## DIRECTIONS
Quote the records beneath, complete and exact. Leave out images.

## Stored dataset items
----------------

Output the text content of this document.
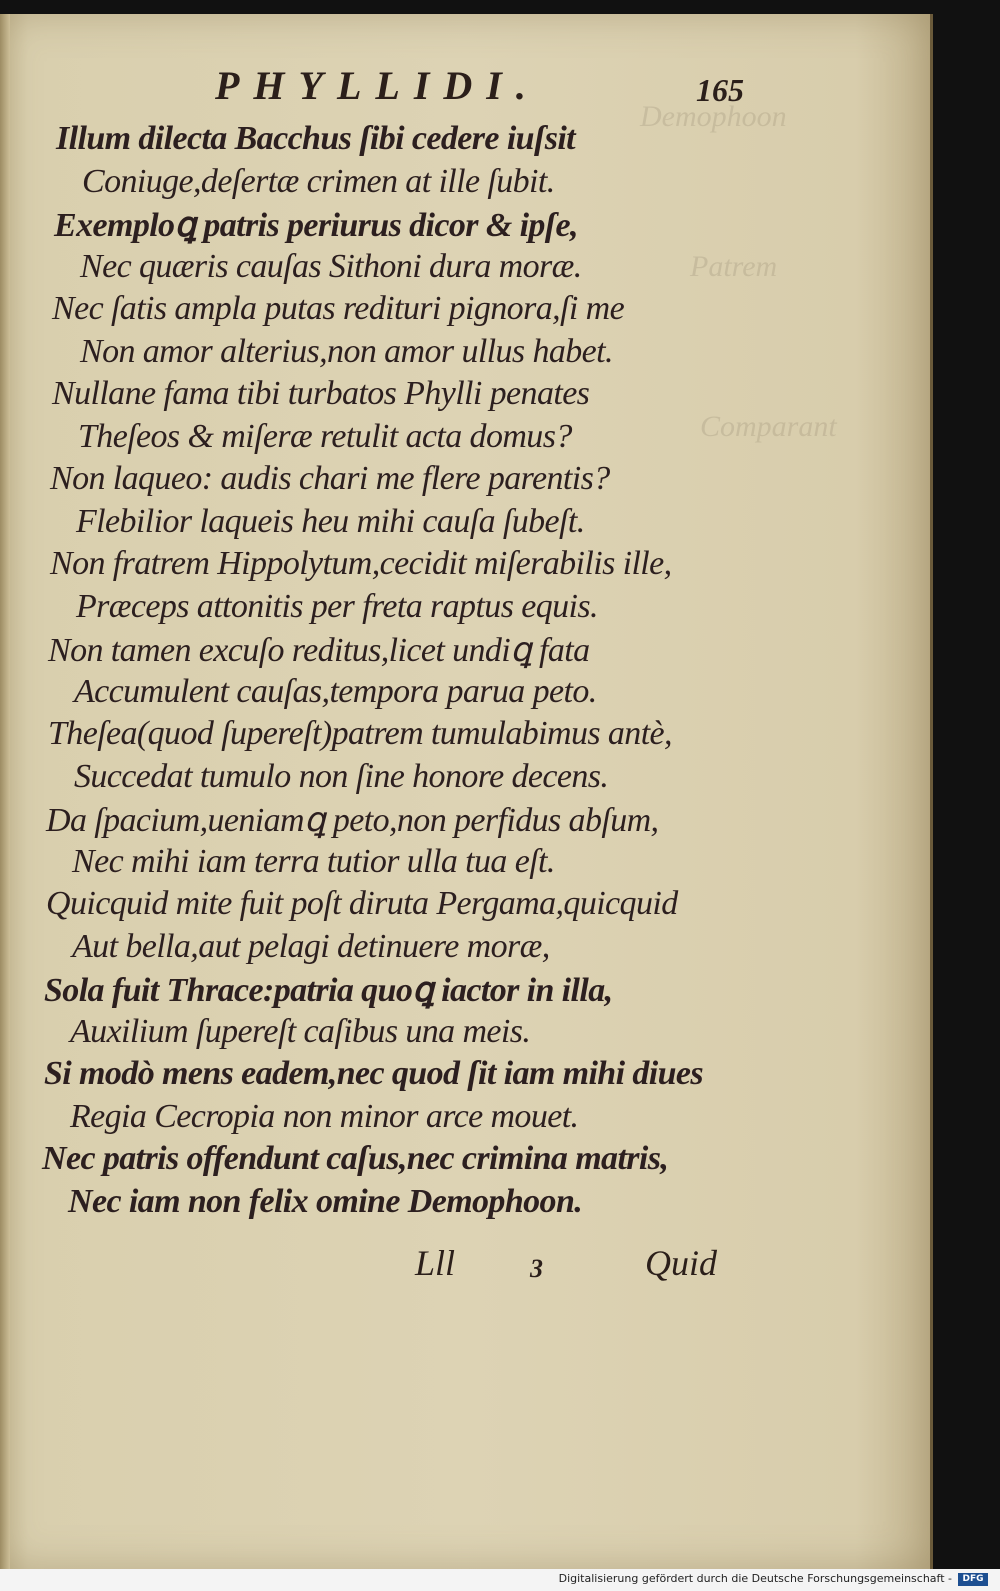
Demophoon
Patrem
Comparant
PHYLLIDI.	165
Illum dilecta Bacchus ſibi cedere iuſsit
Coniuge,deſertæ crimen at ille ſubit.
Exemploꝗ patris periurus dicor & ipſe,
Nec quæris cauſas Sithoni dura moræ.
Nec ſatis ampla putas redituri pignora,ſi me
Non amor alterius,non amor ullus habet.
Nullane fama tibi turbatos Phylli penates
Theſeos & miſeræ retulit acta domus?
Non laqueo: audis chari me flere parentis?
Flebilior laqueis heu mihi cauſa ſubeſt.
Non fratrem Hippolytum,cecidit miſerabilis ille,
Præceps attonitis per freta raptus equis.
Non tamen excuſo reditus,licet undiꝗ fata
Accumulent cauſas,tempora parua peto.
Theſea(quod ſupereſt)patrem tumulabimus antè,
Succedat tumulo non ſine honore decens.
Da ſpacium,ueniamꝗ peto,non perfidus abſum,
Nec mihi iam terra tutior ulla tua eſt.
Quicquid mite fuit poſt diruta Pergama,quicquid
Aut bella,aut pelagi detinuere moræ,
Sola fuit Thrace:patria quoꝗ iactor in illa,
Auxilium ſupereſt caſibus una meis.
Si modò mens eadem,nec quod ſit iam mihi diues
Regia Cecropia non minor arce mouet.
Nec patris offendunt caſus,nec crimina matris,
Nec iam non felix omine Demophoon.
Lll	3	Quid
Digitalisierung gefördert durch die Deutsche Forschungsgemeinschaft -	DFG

----------------

## ANSWER TO THIS EXERCISE
Output the text content of this document.
Demophoon
Patrem
Comparant
PHYLLIDI.	165
Illum dilecta Bacchus ſibi cedere iuſsit
Coniuge,deſertæ crimen at ille ſubit.
Exemploꝗ patris periurus dicor & ipſe,
Nec quæris cauſas Sithoni dura moræ.
Nec ſatis ampla putas redituri pignora,ſi me
Non amor alterius,non amor ullus habet.
Nullane fama tibi turbatos Phylli penates
Theſeos & miſeræ retulit acta domus?
Non laqueo: audis chari me flere parentis?
Flebilior laqueis heu mihi cauſa ſubeſt.
Non fratrem Hippolytum,cecidit miſerabilis ille,
Præceps attonitis per freta raptus equis.
Non tamen excuſo reditus,licet undiꝗ fata
Accumulent cauſas,tempora parua peto.
Theſea(quod ſupereſt)patrem tumulabimus antè,
Succedat tumulo non ſine honore decens.
Da ſpacium,ueniamꝗ peto,non perfidus abſum,
Nec mihi iam terra tutior ulla tua eſt.
Quicquid mite fuit poſt diruta Pergama,quicquid
Aut bella,aut pelagi detinuere moræ,
Sola fuit Thrace:patria quoꝗ iactor in illa,
Auxilium ſupereſt caſibus una meis.
Si modò mens eadem,nec quod ſit iam mihi diues
Regia Cecropia non minor arce mouet.
Nec patris offendunt caſus,nec crimina matris,
Nec iam non felix omine Demophoon.
Lll	3	Quid
Digitalisierung gefördert durch die Deutsche Forschungsgemeinschaft -	DFG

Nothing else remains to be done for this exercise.